Rows from a figure dataset:
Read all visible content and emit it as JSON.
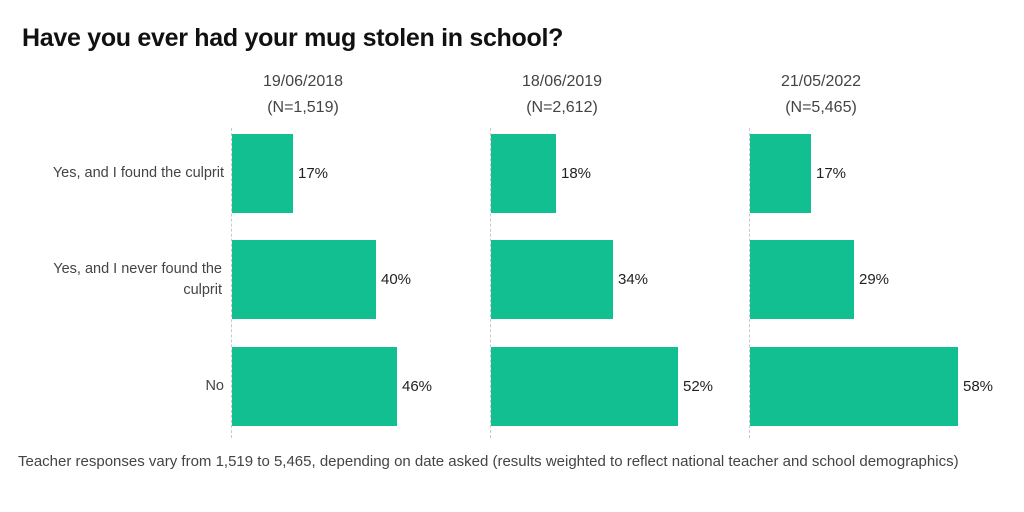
{
  "chart_data": {
    "type": "bar",
    "title": "Have you ever had your mug stolen in school?",
    "categories": [
      "Yes, and I found the culprit",
      "Yes, and I never found the culprit",
      "No"
    ],
    "panels": [
      {
        "date": "19/06/2018",
        "n": "(N=1,519)",
        "values": [
          17,
          40,
          46
        ],
        "labels": [
          "17%",
          "40%",
          "46%"
        ]
      },
      {
        "date": "18/06/2019",
        "n": "(N=2,612)",
        "values": [
          18,
          34,
          52
        ],
        "labels": [
          "18%",
          "34%",
          "52%"
        ]
      },
      {
        "date": "21/05/2022",
        "n": "(N=5,465)",
        "values": [
          17,
          29,
          58
        ],
        "labels": [
          "17%",
          "29%",
          "58%"
        ]
      }
    ],
    "xlim": [
      0,
      100
    ],
    "bar_color": "#12bf91",
    "footnote": "Teacher responses vary from 1,519 to 5,465, depending on date asked (results weighted to reflect national teacher and school demographics)"
  }
}
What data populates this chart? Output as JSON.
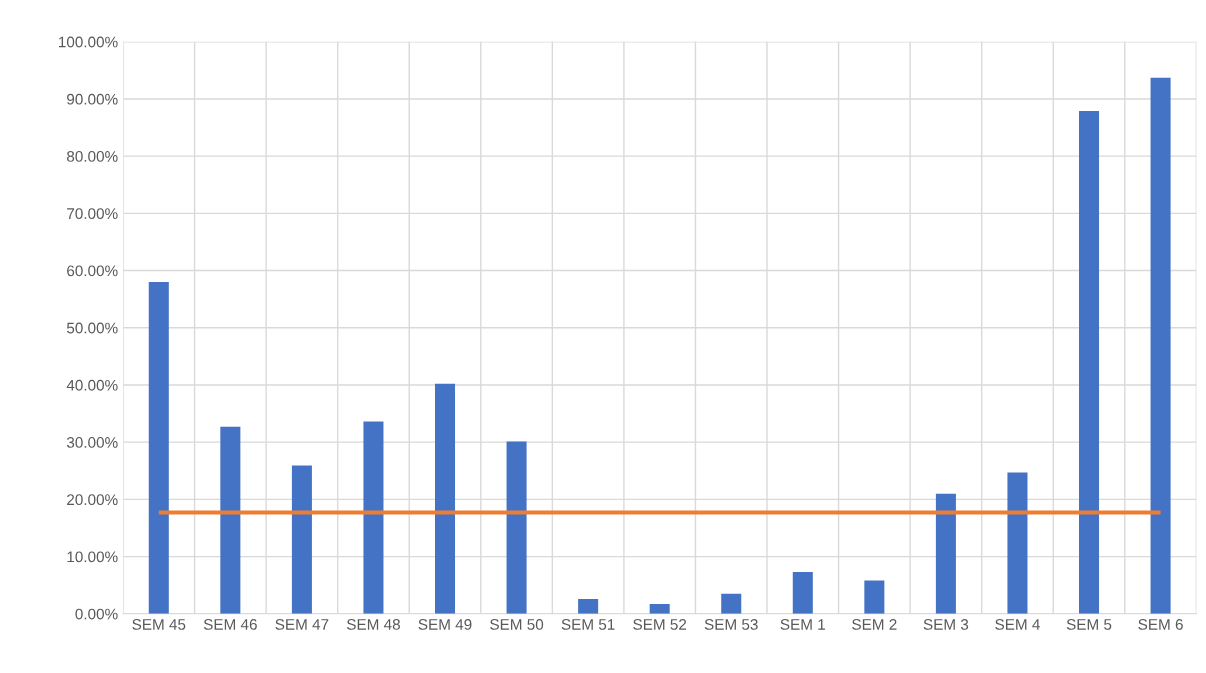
{
  "chart_data": {
    "type": "bar",
    "categories": [
      "SEM 45",
      "SEM 46",
      "SEM 47",
      "SEM 48",
      "SEM 49",
      "SEM 50",
      "SEM 51",
      "SEM 52",
      "SEM 53",
      "SEM 1",
      "SEM 2",
      "SEM 3",
      "SEM 4",
      "SEM 5",
      "SEM 6"
    ],
    "series": [
      {
        "color": "#4472c4",
        "values": [
          58.0,
          32.7,
          25.9,
          33.6,
          40.2,
          30.1,
          2.6,
          1.7,
          3.5,
          7.3,
          5.8,
          21.0,
          24.7,
          87.9,
          93.7
        ]
      },
      {
        "type": "line",
        "color": "#ed7d31",
        "values": [
          17.7,
          17.7,
          17.7,
          17.7,
          17.7,
          17.7,
          17.7,
          17.7,
          17.7,
          17.7,
          17.7,
          17.7,
          17.7,
          17.7,
          17.7
        ]
      }
    ],
    "ylim": [
      0,
      100
    ],
    "yticks": [
      {
        "value": 0,
        "label": "0.00%"
      },
      {
        "value": 10,
        "label": "10.00%"
      },
      {
        "value": 20,
        "label": "20.00%"
      },
      {
        "value": 30,
        "label": "30.00%"
      },
      {
        "value": 40,
        "label": "40.00%"
      },
      {
        "value": 50,
        "label": "50.00%"
      },
      {
        "value": 60,
        "label": "60.00%"
      },
      {
        "value": 70,
        "label": "70.00%"
      },
      {
        "value": 80,
        "label": "80.00%"
      },
      {
        "value": 90,
        "label": "90.00%"
      },
      {
        "value": 100,
        "label": "100.00%"
      }
    ],
    "grid": true,
    "legend": false
  }
}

Given instruction
Your copy should repeat each entry above exactly but contain no pictures.

Task output
Read all visible content and emit it as JSON.
{
  "chart_data": {
    "type": "bar",
    "title": "Have you ever had your mug stolen in school?",
    "categories": [
      "Yes, and I found the culprit",
      "Yes, and I never found the culprit",
      "No"
    ],
    "panels": [
      {
        "date": "19/06/2018",
        "n": "(N=1,519)",
        "values": [
          17,
          40,
          46
        ],
        "labels": [
          "17%",
          "40%",
          "46%"
        ]
      },
      {
        "date": "18/06/2019",
        "n": "(N=2,612)",
        "values": [
          18,
          34,
          52
        ],
        "labels": [
          "18%",
          "34%",
          "52%"
        ]
      },
      {
        "date": "21/05/2022",
        "n": "(N=5,465)",
        "values": [
          17,
          29,
          58
        ],
        "labels": [
          "17%",
          "29%",
          "58%"
        ]
      }
    ],
    "xlim": [
      0,
      100
    ],
    "bar_color": "#12bf91",
    "footnote": "Teacher responses vary from 1,519 to 5,465, depending on date asked (results weighted to reflect national teacher and school demographics)"
  }
}
What data populates this chart? Output as JSON.
{
  "chart_data": {
    "type": "bar",
    "categories": [
      "SEM 45",
      "SEM 46",
      "SEM 47",
      "SEM 48",
      "SEM 49",
      "SEM 50",
      "SEM 51",
      "SEM 52",
      "SEM 53",
      "SEM 1",
      "SEM 2",
      "SEM 3",
      "SEM 4",
      "SEM 5",
      "SEM 6"
    ],
    "series": [
      {
        "color": "#4472c4",
        "values": [
          58.0,
          32.7,
          25.9,
          33.6,
          40.2,
          30.1,
          2.6,
          1.7,
          3.5,
          7.3,
          5.8,
          21.0,
          24.7,
          87.9,
          93.7
        ]
      },
      {
        "type": "line",
        "color": "#ed7d31",
        "values": [
          17.7,
          17.7,
          17.7,
          17.7,
          17.7,
          17.7,
          17.7,
          17.7,
          17.7,
          17.7,
          17.7,
          17.7,
          17.7,
          17.7,
          17.7
        ]
      }
    ],
    "ylim": [
      0,
      100
    ],
    "yticks": [
      {
        "value": 0,
        "label": "0.00%"
      },
      {
        "value": 10,
        "label": "10.00%"
      },
      {
        "value": 20,
        "label": "20.00%"
      },
      {
        "value": 30,
        "label": "30.00%"
      },
      {
        "value": 40,
        "label": "40.00%"
      },
      {
        "value": 50,
        "label": "50.00%"
      },
      {
        "value": 60,
        "label": "60.00%"
      },
      {
        "value": 70,
        "label": "70.00%"
      },
      {
        "value": 80,
        "label": "80.00%"
      },
      {
        "value": 90,
        "label": "90.00%"
      },
      {
        "value": 100,
        "label": "100.00%"
      }
    ],
    "grid": true,
    "legend": false
  }
}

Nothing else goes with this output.